## What is required
Every entry that follows should be repeated exactly; drop the images.

··········

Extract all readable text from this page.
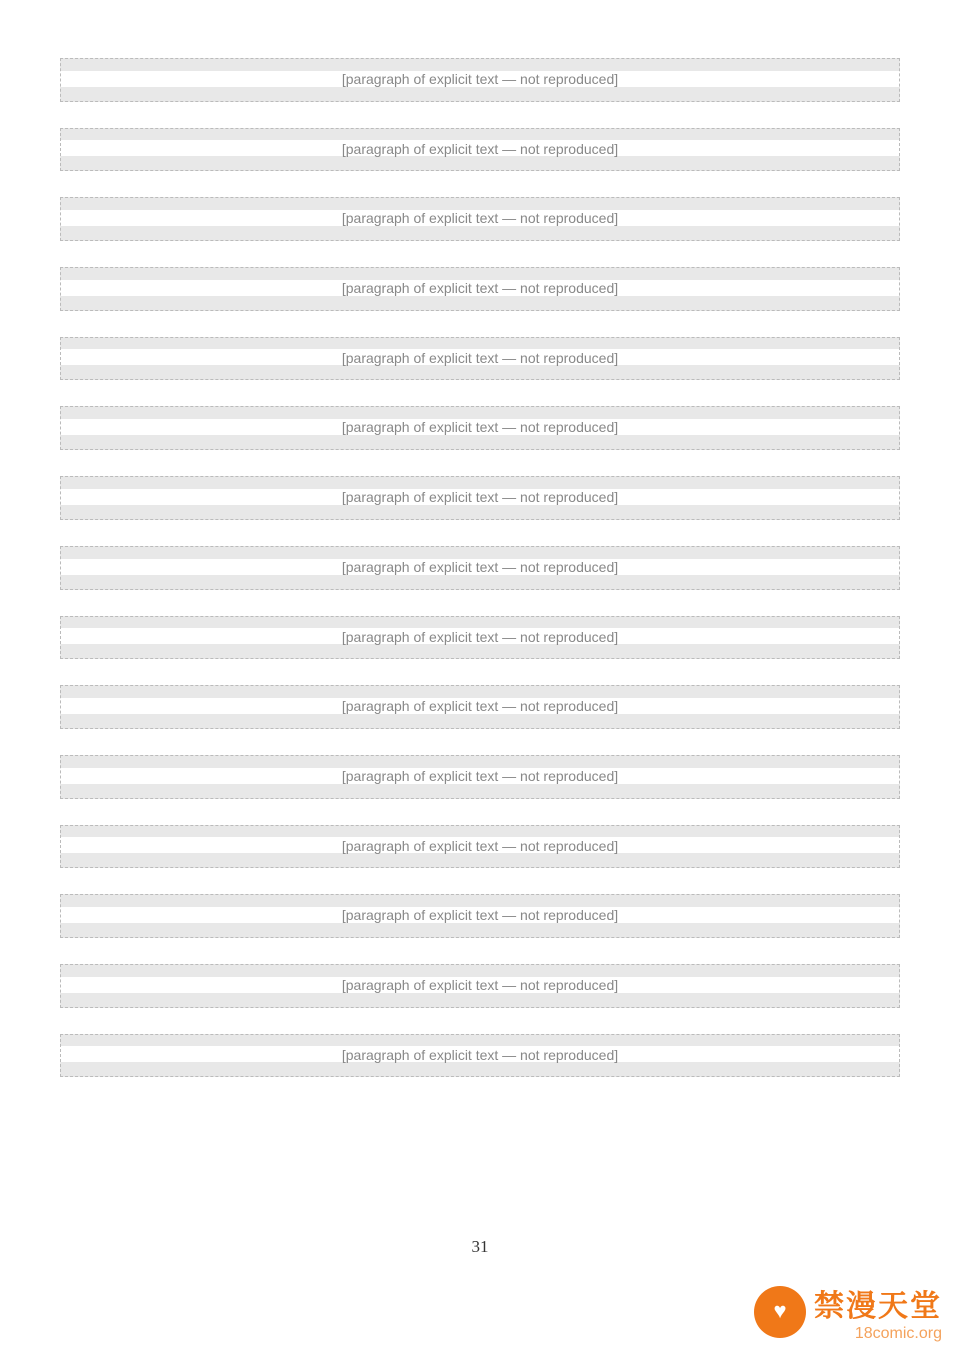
[paragraph of explicit text — not reproduced]

[paragraph of explicit text — not reproduced]

[paragraph of explicit text — not reproduced]

[paragraph of explicit text — not reproduced]

[paragraph of explicit text — not reproduced]

[paragraph of explicit text — not reproduced]

[paragraph of explicit text — not reproduced]

[paragraph of explicit text — not reproduced]

[paragraph of explicit text — not reproduced]

[paragraph of explicit text — not reproduced]

[paragraph of explicit text — not reproduced]

[paragraph of explicit text — not reproduced]

[paragraph of explicit text — not reproduced]

[paragraph of explicit text — not reproduced]

[paragraph of explicit text — not reproduced]

31
♥
禁漫天堂
18comic.org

··········

## Finished answer
Extract all readable text from this page.
[paragraph of explicit text — not reproduced]

[paragraph of explicit text — not reproduced]

[paragraph of explicit text — not reproduced]

[paragraph of explicit text — not reproduced]

[paragraph of explicit text — not reproduced]

[paragraph of explicit text — not reproduced]

[paragraph of explicit text — not reproduced]

[paragraph of explicit text — not reproduced]

[paragraph of explicit text — not reproduced]

[paragraph of explicit text — not reproduced]

[paragraph of explicit text — not reproduced]

[paragraph of explicit text — not reproduced]

[paragraph of explicit text — not reproduced]

[paragraph of explicit text — not reproduced]

[paragraph of explicit text — not reproduced]

31
♥
禁漫天堂
18comic.org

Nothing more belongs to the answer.